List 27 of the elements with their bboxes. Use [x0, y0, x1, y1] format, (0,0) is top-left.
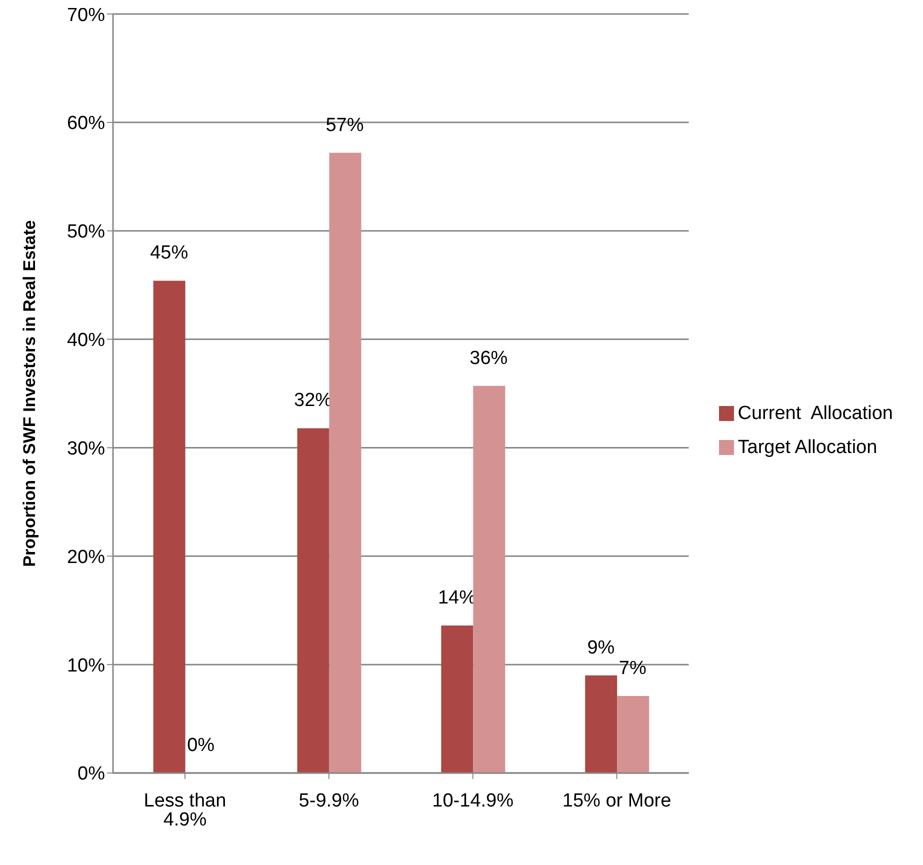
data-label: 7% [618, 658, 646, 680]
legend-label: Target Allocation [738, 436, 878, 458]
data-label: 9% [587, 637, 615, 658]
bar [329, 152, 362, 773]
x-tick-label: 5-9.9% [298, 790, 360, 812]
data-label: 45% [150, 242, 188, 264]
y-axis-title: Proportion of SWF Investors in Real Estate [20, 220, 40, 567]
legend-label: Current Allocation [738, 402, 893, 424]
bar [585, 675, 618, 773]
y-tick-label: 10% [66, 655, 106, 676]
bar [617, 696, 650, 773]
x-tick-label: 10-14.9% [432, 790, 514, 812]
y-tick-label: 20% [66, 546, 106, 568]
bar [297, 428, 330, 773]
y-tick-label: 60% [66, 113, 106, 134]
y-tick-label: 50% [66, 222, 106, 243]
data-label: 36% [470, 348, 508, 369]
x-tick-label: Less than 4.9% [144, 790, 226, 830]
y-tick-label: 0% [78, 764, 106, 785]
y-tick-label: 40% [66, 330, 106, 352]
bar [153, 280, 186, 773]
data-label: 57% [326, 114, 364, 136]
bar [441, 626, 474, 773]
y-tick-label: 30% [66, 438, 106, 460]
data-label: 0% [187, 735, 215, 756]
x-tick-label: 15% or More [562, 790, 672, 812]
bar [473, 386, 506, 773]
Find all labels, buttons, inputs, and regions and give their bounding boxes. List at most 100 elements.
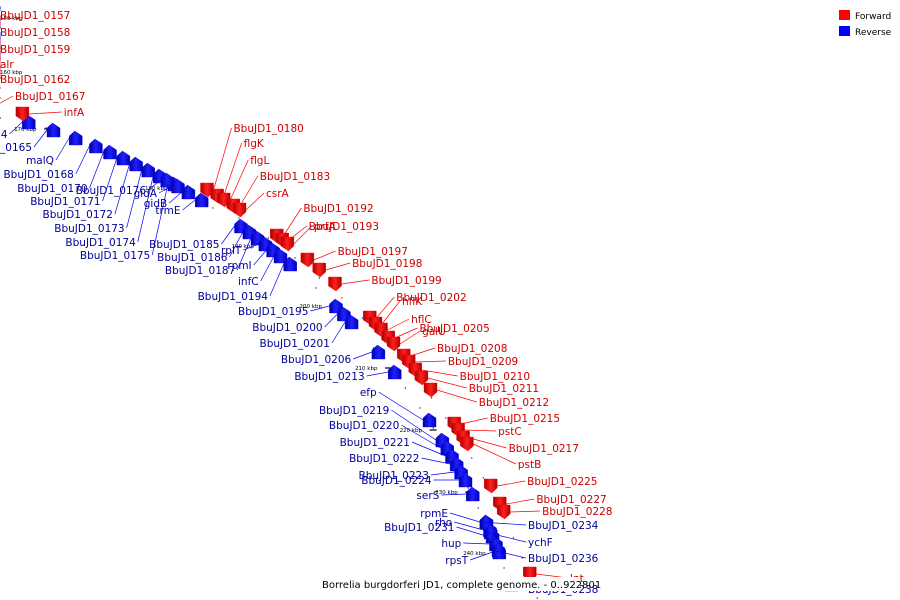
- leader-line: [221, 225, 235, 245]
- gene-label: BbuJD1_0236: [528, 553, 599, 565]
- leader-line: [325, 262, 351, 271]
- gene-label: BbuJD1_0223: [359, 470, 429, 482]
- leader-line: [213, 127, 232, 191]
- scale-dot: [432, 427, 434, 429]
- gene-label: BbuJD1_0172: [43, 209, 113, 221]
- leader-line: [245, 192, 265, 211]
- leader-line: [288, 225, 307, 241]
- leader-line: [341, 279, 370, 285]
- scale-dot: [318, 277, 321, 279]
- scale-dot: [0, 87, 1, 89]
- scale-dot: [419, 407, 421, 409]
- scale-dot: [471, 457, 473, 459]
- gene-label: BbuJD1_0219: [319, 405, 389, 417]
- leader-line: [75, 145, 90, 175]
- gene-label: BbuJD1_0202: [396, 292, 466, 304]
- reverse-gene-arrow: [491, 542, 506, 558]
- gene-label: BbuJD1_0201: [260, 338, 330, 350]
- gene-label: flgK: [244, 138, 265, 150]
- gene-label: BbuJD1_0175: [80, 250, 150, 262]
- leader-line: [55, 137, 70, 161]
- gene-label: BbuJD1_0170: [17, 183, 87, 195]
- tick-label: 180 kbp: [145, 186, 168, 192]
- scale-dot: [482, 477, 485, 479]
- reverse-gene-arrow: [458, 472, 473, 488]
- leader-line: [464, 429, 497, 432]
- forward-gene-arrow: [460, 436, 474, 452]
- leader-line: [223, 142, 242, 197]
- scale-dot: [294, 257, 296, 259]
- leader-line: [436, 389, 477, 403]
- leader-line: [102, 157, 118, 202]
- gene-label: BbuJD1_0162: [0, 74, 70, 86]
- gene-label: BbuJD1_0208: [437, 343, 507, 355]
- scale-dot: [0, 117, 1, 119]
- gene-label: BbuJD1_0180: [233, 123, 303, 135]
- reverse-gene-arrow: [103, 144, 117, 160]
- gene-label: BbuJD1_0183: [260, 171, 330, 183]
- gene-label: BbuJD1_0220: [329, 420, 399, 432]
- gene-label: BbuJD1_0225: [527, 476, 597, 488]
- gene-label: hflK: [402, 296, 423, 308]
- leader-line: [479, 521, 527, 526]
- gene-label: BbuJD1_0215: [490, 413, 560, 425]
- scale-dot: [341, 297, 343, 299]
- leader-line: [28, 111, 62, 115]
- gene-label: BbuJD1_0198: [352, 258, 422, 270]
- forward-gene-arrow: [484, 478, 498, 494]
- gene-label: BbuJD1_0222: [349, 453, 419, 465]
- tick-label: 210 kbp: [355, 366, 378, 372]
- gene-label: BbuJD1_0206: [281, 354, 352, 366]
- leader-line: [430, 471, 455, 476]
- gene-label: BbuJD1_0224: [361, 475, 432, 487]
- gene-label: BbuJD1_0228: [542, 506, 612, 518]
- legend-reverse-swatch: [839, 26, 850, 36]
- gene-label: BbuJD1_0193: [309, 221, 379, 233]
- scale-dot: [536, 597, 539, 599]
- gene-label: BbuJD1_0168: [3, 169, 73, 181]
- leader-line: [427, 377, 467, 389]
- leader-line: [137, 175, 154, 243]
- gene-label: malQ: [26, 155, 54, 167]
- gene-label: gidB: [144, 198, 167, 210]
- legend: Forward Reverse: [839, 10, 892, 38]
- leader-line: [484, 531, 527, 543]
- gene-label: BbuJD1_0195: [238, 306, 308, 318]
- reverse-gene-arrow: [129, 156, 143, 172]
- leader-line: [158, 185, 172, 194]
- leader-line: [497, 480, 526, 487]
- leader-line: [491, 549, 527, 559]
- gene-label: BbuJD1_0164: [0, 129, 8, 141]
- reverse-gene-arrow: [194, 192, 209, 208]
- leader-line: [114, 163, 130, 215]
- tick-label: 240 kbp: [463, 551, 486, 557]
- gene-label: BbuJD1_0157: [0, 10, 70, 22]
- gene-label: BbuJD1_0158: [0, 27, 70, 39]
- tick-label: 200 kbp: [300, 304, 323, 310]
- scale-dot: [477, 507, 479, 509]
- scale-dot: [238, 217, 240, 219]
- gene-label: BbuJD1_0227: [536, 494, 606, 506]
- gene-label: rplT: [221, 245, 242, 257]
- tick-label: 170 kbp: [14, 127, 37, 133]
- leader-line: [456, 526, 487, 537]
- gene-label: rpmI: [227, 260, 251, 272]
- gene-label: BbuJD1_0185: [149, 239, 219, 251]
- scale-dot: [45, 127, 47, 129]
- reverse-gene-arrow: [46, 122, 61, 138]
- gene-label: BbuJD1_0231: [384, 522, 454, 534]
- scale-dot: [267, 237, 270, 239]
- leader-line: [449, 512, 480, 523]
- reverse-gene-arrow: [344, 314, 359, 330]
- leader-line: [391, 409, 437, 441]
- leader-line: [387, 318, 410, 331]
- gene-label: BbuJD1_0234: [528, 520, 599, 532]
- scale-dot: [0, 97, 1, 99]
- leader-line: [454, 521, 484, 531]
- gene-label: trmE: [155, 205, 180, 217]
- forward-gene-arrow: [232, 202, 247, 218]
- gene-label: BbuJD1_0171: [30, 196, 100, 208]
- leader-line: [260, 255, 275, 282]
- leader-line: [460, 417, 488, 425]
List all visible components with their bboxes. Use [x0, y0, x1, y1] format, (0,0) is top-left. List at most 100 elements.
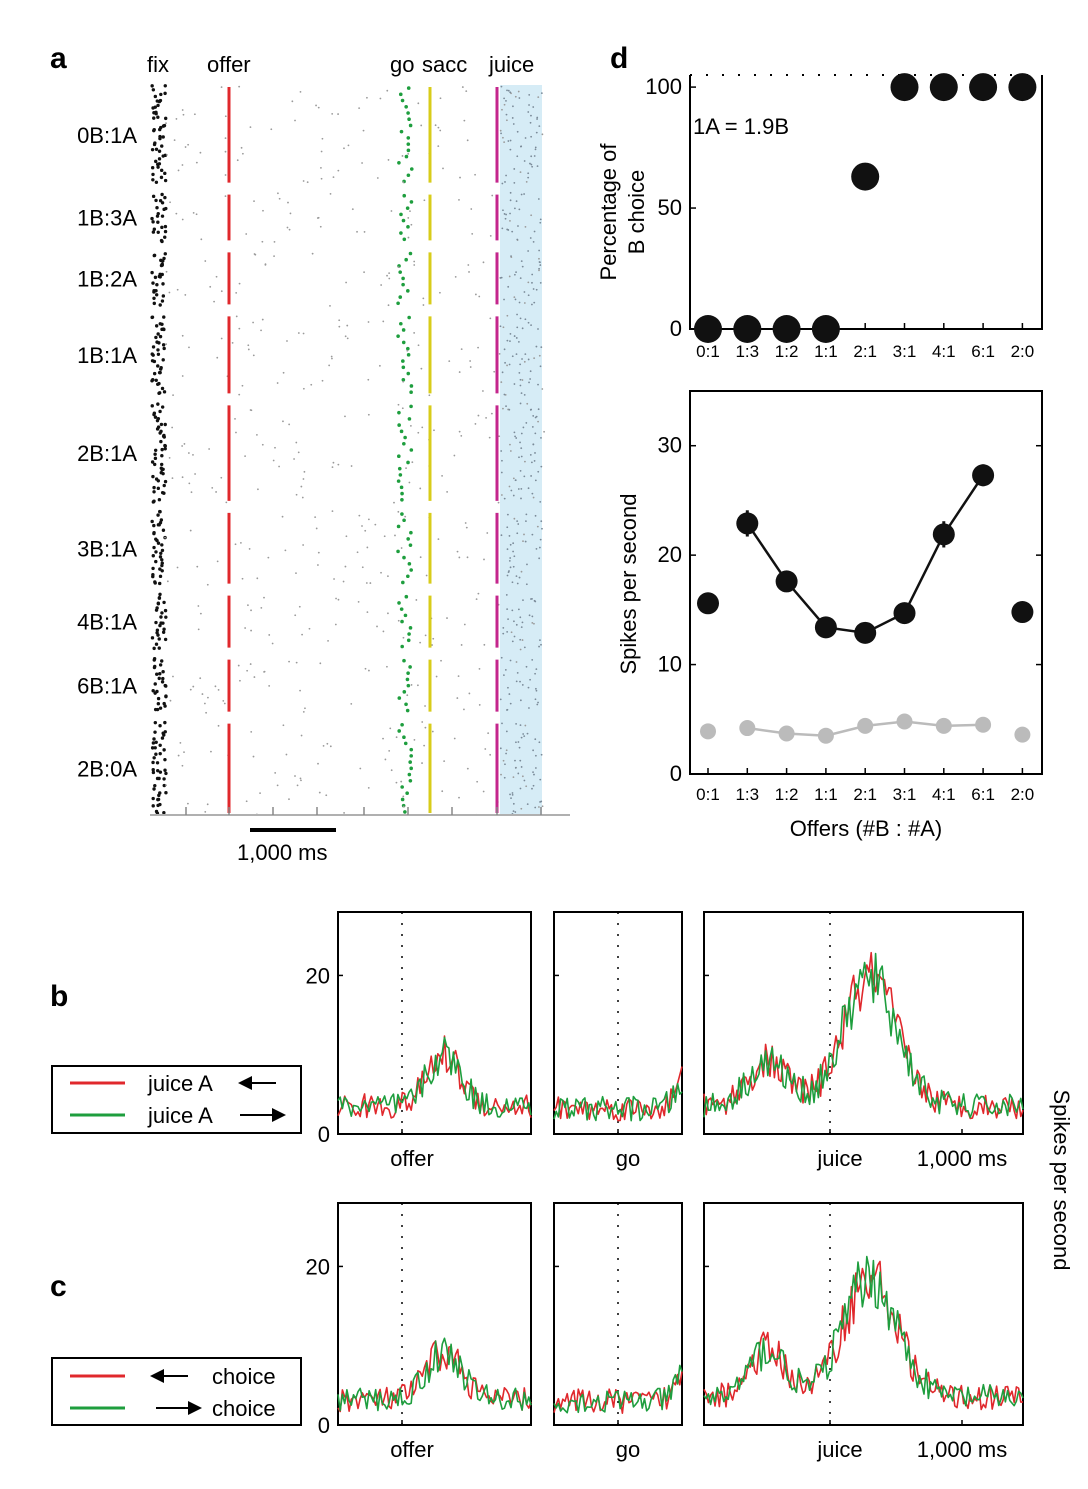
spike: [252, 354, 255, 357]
====================
Challenge ::
Reproduce the rows verbatim, starting with the line that contains "- leader-line: [221, 225, 235, 245]" and continuing through the line that contains "- leader-line: [223, 142, 242, 197]", with both of those lines included.

Exercise answer ::
- leader-line: [221, 225, 235, 245]
- gene-label: BbuJD1_0236: [528, 553, 599, 565]
- leader-line: [325, 262, 351, 271]
- gene-label: BbuJD1_0223: [359, 470, 429, 482]
- leader-line: [213, 127, 232, 191]
- scale-dot: [432, 427, 434, 429]
- gene-label: BbuJD1_0172: [43, 209, 113, 221]
- leader-line: [245, 192, 265, 211]
- leader-line: [288, 225, 307, 241]
- leader-line: [341, 279, 370, 285]
- scale-dot: [318, 277, 321, 279]
- scale-dot: [0, 87, 1, 89]
- scale-dot: [419, 407, 421, 409]
- scale-dot: [471, 457, 473, 459]
- gene-label: BbuJD1_0219: [319, 405, 389, 417]
- leader-line: [75, 145, 90, 175]
- gene-label: BbuJD1_0202: [396, 292, 466, 304]
- reverse-gene-arrow: [491, 542, 506, 558]
- gene-label: BbuJD1_0201: [260, 338, 330, 350]
- gene-label: flgK: [244, 138, 265, 150]
- gene-label: BbuJD1_0175: [80, 250, 150, 262]
- leader-line: [55, 137, 70, 161]
- gene-label: BbuJD1_0170: [17, 183, 87, 195]
- tick-label: 180 kbp: [145, 186, 168, 192]
- scale-dot: [482, 477, 485, 479]
- reverse-gene-arrow: [458, 472, 473, 488]
- leader-line: [464, 429, 497, 432]
- forward-gene-arrow: [460, 436, 474, 452]
- leader-line: [223, 142, 242, 197]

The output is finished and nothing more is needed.